— Aim of the task —
Find each line containing the string "可以用凝胶电泳法进行分子水平的检测" and return it.

* Begin *

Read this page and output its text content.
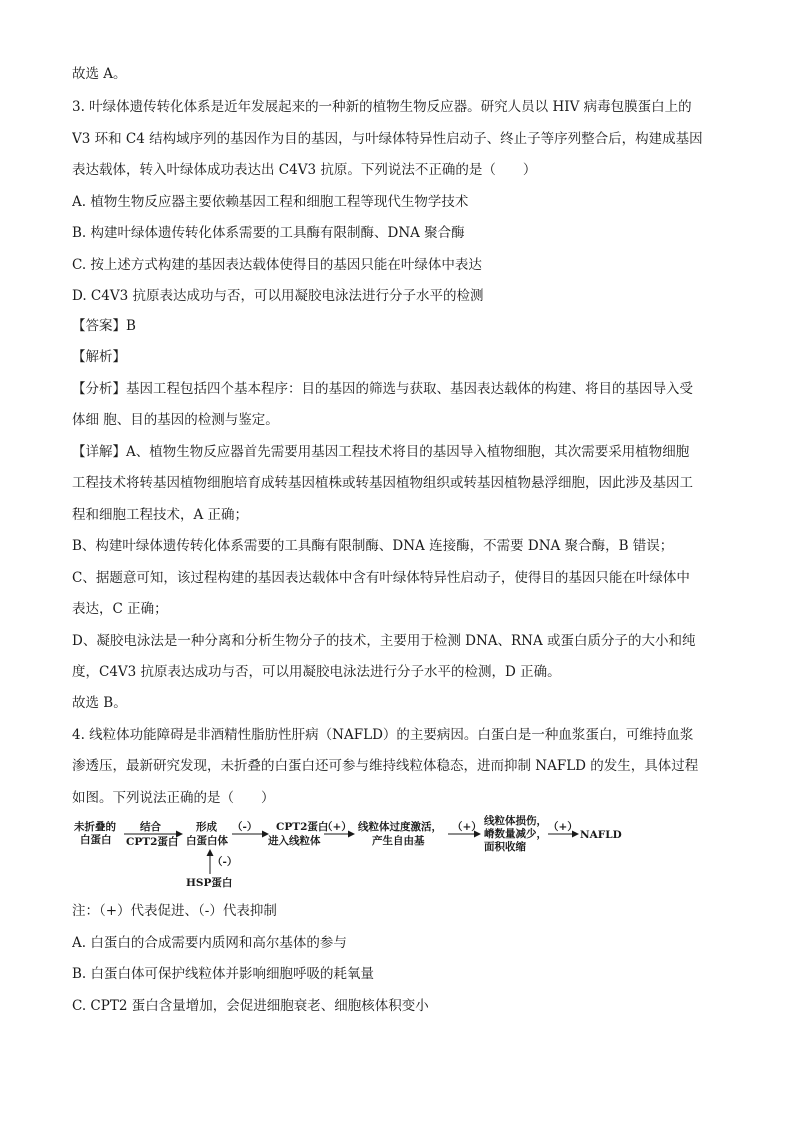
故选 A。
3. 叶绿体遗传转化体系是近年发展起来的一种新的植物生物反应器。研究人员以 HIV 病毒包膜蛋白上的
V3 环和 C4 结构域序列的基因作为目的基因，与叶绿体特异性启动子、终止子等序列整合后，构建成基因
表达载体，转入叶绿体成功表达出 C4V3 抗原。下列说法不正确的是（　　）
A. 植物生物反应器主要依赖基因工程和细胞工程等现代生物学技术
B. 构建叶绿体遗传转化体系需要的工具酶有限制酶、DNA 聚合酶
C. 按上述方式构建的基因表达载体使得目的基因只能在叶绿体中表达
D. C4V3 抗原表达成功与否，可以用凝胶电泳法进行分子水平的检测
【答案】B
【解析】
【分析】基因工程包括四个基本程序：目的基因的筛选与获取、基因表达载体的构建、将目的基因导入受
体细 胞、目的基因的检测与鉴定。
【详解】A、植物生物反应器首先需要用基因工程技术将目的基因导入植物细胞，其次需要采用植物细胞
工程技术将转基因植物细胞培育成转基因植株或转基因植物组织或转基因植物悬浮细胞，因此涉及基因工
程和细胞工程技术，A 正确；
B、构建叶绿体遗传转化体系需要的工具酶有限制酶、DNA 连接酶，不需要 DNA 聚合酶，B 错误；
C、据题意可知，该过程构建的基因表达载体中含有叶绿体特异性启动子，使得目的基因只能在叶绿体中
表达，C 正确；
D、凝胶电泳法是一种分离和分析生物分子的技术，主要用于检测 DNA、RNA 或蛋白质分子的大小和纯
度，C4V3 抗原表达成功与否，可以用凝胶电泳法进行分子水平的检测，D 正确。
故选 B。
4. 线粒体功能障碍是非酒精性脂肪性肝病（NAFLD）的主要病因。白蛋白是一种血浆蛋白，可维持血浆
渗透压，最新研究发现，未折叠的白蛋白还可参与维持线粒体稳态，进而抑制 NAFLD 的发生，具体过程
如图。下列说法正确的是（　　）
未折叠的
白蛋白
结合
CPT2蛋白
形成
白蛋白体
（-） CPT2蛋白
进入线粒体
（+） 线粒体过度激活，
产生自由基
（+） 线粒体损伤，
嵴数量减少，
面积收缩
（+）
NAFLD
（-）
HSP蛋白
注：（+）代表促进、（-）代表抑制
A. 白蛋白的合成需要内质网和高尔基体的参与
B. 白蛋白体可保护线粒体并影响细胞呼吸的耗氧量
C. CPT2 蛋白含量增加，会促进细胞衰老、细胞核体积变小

* End *
* Begin *

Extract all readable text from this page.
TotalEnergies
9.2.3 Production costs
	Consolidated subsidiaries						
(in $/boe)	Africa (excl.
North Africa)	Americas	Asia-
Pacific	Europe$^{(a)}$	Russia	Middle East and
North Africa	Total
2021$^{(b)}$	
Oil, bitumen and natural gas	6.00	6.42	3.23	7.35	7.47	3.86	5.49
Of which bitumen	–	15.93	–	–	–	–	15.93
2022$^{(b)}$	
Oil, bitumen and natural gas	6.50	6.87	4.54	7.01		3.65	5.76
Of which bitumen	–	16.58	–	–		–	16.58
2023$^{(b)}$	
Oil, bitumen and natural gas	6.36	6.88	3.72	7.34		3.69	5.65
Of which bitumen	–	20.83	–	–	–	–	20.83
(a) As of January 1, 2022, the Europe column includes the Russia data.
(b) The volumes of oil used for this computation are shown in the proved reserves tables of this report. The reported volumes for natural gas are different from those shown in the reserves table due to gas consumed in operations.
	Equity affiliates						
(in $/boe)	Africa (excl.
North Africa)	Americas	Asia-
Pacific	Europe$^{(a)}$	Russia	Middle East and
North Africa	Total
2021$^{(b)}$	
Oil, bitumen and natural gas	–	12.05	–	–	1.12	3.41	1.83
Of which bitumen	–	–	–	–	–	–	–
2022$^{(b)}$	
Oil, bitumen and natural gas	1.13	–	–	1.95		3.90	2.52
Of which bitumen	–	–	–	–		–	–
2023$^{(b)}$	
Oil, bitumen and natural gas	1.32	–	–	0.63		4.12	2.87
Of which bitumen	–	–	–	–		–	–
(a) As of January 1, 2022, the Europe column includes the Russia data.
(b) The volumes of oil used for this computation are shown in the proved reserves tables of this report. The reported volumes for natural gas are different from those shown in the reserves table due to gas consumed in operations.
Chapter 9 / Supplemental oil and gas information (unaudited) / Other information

* End *

— Solution —
D. C4V3 抗原表达成功与否，可以用凝胶电泳法进行分子水平的检测
度，C4V3 抗原表达成功与否，可以用凝胶电泳法进行分子水平的检测，D 正确。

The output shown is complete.